_EXERCISE BRIEF_
Reproduce the listing below character for character; drop every image.

Begin

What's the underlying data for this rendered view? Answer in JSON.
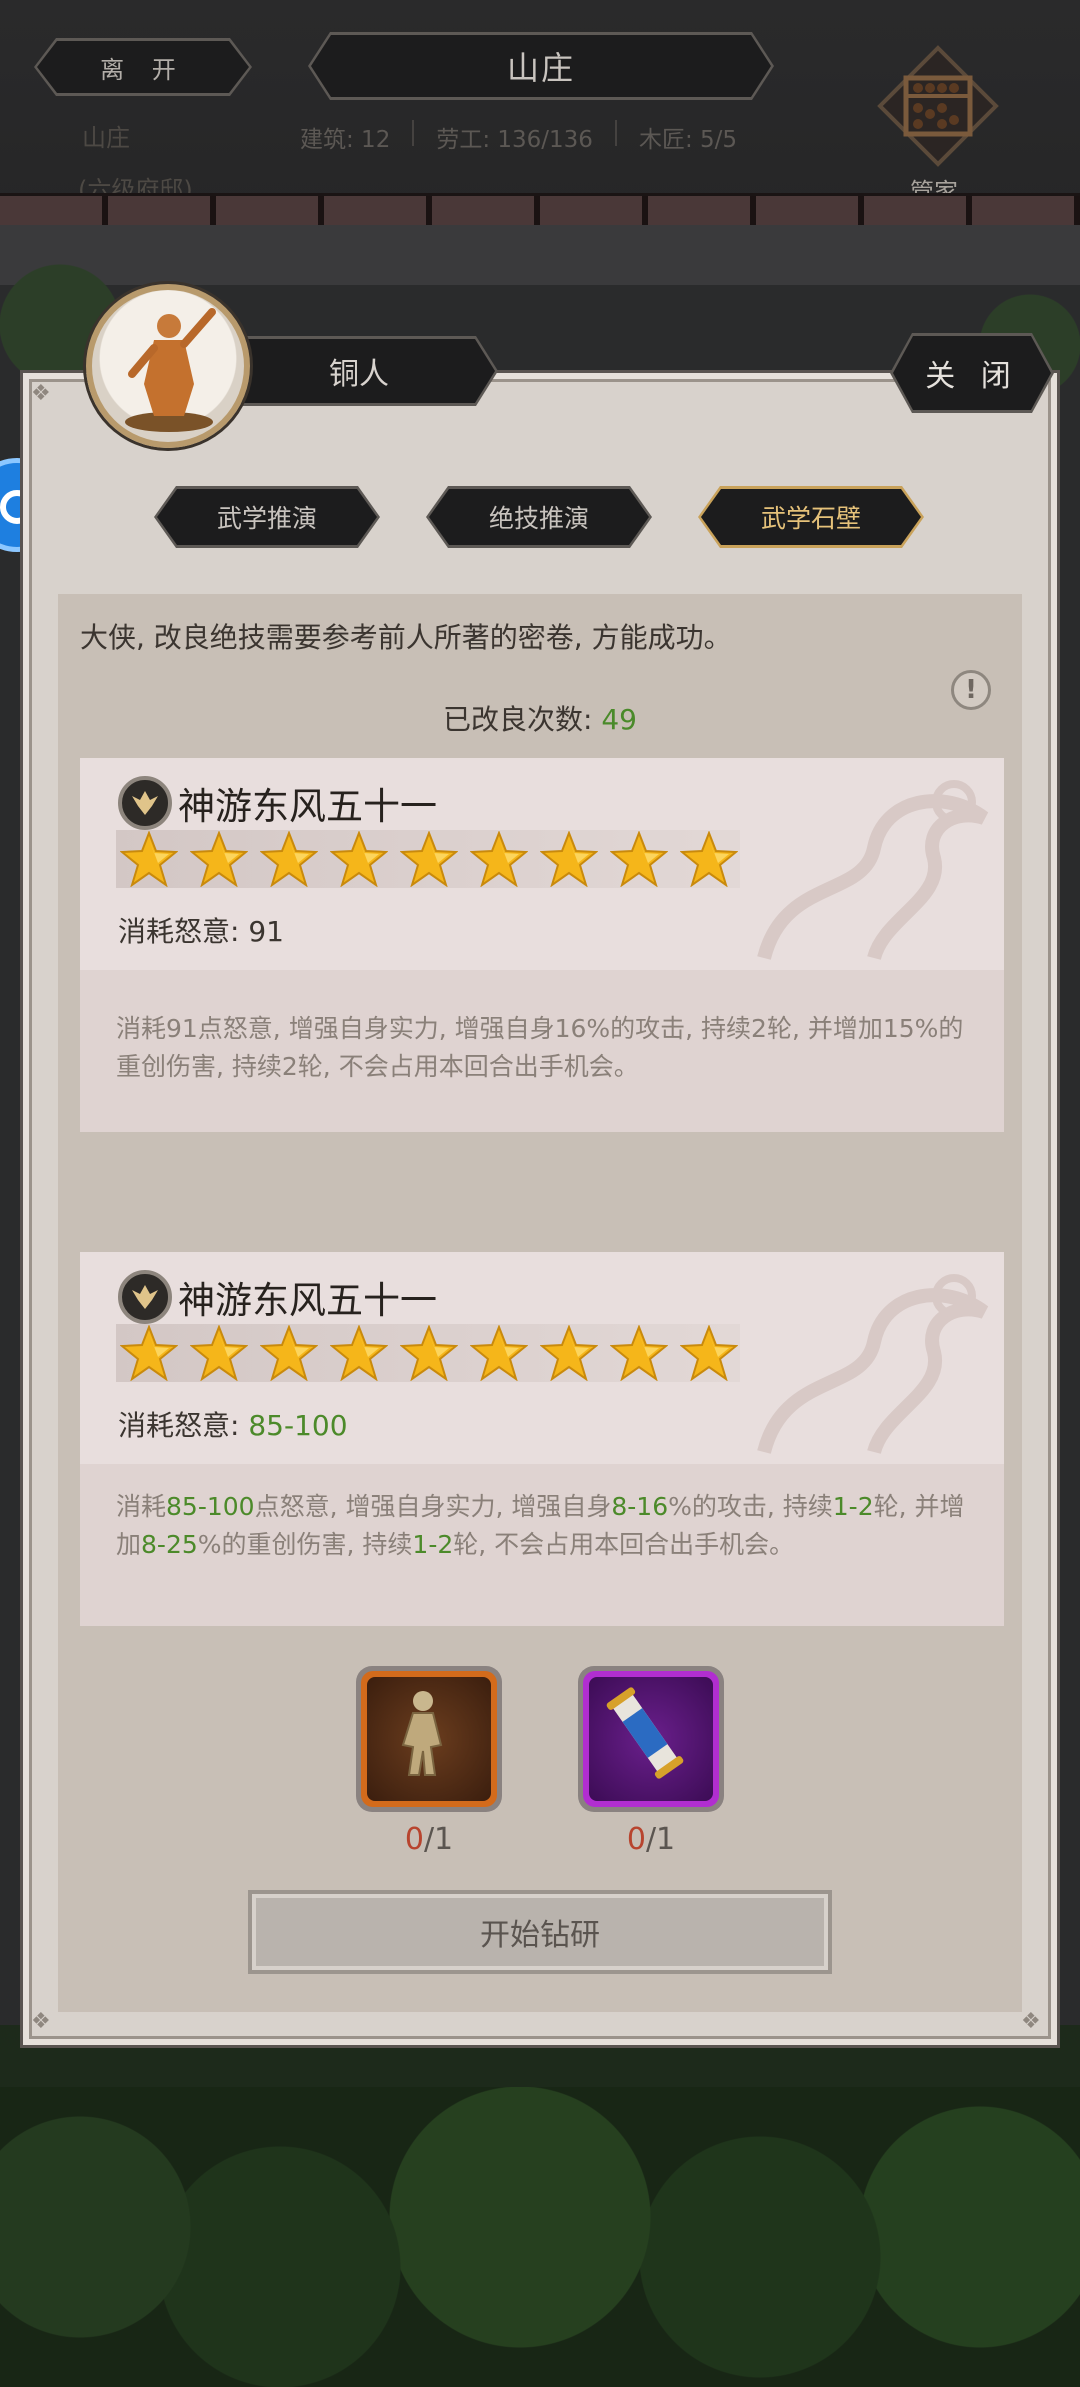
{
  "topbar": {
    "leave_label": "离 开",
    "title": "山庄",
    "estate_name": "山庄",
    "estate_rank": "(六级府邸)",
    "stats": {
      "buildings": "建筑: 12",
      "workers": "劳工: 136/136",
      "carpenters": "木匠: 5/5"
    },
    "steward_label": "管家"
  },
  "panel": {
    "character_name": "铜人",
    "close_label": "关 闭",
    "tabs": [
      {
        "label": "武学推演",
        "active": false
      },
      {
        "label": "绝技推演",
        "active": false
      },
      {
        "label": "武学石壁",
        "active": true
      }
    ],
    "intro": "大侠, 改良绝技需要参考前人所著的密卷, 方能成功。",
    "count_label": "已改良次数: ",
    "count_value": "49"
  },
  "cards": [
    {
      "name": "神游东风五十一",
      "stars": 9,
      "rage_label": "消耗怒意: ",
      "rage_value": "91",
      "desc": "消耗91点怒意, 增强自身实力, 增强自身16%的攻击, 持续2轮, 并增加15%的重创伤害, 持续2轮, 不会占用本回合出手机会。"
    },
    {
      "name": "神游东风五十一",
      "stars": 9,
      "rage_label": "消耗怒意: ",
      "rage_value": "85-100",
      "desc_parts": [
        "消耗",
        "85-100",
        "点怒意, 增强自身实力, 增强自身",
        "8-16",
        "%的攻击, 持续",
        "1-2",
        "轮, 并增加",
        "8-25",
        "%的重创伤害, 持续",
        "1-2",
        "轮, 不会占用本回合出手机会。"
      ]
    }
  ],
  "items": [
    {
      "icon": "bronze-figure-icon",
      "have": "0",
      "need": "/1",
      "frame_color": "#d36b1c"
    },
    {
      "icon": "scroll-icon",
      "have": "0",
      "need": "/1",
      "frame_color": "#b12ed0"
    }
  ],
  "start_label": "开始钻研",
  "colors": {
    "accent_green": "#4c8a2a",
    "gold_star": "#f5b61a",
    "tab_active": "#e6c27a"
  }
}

End

_SOLUTION FOR THIS EXERCISE_
What's the underlying data for this rendered view? Answer in JSON.
{
  "topbar": {
    "leave_label": "离 开",
    "title": "山庄",
    "estate_name": "山庄",
    "estate_rank": "(六级府邸)",
    "stats": {
      "buildings": "建筑: 12",
      "workers": "劳工: 136/136",
      "carpenters": "木匠: 5/5"
    },
    "steward_label": "管家"
  },
  "panel": {
    "character_name": "铜人",
    "close_label": "关 闭",
    "tabs": [
      {
        "label": "武学推演",
        "active": false
      },
      {
        "label": "绝技推演",
        "active": false
      },
      {
        "label": "武学石壁",
        "active": true
      }
    ],
    "intro": "大侠, 改良绝技需要参考前人所著的密卷, 方能成功。",
    "count_label": "已改良次数: ",
    "count_value": "49"
  },
  "cards": [
    {
      "name": "神游东风五十一",
      "stars": 9,
      "rage_label": "消耗怒意: ",
      "rage_value": "91",
      "desc": "消耗91点怒意, 增强自身实力, 增强自身16%的攻击, 持续2轮, 并增加15%的重创伤害, 持续2轮, 不会占用本回合出手机会。"
    },
    {
      "name": "神游东风五十一",
      "stars": 9,
      "rage_label": "消耗怒意: ",
      "rage_value": "85-100",
      "desc_parts": [
        "消耗",
        "85-100",
        "点怒意, 增强自身实力, 增强自身",
        "8-16",
        "%的攻击, 持续",
        "1-2",
        "轮, 并增加",
        "8-25",
        "%的重创伤害, 持续",
        "1-2",
        "轮, 不会占用本回合出手机会。"
      ]
    }
  ],
  "items": [
    {
      "icon": "bronze-figure-icon",
      "have": "0",
      "need": "/1",
      "frame_color": "#d36b1c"
    },
    {
      "icon": "scroll-icon",
      "have": "0",
      "need": "/1",
      "frame_color": "#b12ed0"
    }
  ],
  "start_label": "开始钻研",
  "colors": {
    "accent_green": "#4c8a2a",
    "gold_star": "#f5b61a",
    "tab_active": "#e6c27a"
  }
}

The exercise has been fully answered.